Dataset entries →
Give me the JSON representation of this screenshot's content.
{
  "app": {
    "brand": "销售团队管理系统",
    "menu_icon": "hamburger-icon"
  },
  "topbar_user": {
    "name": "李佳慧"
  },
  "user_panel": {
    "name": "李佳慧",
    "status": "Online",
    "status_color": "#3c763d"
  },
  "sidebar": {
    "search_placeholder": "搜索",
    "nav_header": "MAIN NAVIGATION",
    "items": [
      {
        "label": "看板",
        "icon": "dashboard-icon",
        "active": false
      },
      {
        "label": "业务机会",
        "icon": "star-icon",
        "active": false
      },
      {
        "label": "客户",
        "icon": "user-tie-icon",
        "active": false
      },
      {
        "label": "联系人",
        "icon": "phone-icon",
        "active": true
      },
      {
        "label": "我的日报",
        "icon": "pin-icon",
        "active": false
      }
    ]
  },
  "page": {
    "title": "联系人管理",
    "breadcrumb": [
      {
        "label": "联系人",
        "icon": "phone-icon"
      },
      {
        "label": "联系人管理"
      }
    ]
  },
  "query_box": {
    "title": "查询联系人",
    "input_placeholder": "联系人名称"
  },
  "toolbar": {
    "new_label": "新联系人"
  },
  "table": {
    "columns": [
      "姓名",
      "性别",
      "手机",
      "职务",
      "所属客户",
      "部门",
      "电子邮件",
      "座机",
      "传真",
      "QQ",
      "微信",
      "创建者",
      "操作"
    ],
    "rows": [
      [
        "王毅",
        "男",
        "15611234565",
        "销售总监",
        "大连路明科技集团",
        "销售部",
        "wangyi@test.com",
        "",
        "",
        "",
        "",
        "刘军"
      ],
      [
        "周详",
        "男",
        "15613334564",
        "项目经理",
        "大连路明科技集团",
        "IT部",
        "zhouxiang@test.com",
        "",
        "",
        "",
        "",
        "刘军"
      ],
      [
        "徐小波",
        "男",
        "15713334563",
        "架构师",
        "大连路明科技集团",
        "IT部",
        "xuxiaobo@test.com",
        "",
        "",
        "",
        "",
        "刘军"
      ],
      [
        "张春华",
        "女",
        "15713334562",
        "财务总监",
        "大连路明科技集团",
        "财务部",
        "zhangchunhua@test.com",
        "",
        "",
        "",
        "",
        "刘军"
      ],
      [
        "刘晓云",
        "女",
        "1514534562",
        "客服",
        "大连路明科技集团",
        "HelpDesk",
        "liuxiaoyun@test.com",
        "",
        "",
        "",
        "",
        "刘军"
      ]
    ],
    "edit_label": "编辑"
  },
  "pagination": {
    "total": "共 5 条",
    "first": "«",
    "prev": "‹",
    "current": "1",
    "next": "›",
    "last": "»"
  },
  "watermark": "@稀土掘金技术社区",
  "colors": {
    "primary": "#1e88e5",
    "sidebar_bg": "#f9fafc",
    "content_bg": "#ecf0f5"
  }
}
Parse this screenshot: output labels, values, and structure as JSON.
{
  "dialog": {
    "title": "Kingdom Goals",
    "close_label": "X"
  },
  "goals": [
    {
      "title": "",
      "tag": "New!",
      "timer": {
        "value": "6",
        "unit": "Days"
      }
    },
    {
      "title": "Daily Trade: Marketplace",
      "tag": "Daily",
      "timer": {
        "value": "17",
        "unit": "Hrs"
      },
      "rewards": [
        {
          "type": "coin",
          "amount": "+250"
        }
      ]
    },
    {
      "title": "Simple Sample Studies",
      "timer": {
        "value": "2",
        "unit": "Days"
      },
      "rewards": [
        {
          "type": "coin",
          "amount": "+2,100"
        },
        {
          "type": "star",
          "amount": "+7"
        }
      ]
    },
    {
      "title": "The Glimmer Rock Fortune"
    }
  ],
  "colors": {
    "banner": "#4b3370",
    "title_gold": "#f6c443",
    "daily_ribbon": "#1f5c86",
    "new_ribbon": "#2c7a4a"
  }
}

TASK TO COMPLETE → Work out how many lines in the records above hold the string "screenshot", then give only that count.

REPLY → 2